(Stored entries)
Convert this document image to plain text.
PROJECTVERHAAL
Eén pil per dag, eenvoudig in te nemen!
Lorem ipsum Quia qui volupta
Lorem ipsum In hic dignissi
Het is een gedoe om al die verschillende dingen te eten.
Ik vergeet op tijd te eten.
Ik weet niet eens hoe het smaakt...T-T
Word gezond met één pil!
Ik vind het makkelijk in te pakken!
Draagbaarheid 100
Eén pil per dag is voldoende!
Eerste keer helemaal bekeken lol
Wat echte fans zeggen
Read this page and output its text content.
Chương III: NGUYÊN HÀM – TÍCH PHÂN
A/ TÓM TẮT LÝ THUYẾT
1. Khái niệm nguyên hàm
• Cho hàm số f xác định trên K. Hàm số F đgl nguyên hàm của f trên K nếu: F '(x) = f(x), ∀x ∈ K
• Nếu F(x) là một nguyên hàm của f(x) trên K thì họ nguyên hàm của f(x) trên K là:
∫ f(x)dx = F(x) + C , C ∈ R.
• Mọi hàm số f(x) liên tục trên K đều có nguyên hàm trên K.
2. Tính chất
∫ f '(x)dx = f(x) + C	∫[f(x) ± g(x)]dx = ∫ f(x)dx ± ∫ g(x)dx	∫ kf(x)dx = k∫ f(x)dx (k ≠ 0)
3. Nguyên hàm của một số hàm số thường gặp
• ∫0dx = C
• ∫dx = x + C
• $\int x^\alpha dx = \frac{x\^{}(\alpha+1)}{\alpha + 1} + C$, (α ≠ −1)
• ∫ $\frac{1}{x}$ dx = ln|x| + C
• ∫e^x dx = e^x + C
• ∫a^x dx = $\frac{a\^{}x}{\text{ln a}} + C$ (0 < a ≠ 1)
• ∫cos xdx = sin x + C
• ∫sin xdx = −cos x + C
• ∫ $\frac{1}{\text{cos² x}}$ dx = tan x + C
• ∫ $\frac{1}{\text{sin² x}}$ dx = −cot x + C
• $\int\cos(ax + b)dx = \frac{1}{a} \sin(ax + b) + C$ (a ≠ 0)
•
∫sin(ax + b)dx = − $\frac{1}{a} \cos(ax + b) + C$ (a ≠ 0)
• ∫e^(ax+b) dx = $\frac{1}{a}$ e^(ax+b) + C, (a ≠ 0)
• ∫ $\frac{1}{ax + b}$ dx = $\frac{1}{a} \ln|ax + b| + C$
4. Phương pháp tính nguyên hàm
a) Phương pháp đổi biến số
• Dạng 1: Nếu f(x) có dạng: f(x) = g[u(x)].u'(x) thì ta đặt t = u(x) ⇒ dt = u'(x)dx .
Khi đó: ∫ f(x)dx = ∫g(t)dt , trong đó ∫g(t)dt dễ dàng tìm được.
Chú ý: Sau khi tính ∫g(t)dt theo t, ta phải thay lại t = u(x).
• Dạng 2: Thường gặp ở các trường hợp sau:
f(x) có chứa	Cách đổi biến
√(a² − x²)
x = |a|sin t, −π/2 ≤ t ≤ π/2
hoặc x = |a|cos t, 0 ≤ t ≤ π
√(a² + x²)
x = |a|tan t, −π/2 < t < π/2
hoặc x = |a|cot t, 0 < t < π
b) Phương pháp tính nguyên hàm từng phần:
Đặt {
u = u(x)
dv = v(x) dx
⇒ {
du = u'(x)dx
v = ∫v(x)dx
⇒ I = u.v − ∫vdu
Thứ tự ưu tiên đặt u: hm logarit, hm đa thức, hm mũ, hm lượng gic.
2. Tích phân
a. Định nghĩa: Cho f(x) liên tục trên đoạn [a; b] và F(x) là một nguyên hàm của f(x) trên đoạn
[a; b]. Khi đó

### SHORT TASK:
Which lines hold the string "frac"? Copy all of them from the data above.

### CORRECT RESPONSE:
• $\int x^\alpha dx = \frac{x\^{}(\alpha+1)}{\alpha + 1} + C$, (α ≠ −1)
• ∫ $\frac{1}{x}$ dx = ln|x| + C
• ∫a^x dx = $\frac{a\^{}x}{\text{ln a}} + C$ (0 < a ≠ 1)
• ∫ $\frac{1}{\text{cos² x}}$ dx = tan x + C
• ∫ $\frac{1}{\text{sin² x}}$ dx = −cot x + C
• $\int\cos(ax + b)dx = \frac{1}{a} \sin(ax + b) + C$ (a ≠ 0)
∫sin(ax + b)dx = − $\frac{1}{a} \cos(ax + b) + C$ (a ≠ 0)
• ∫e^(ax+b) dx = $\frac{1}{a}$ e^(ax+b) + C, (a ≠ 0)
• ∫ $\frac{1}{ax + b}$ dx = $\frac{1}{a} \ln|ax + b| + C$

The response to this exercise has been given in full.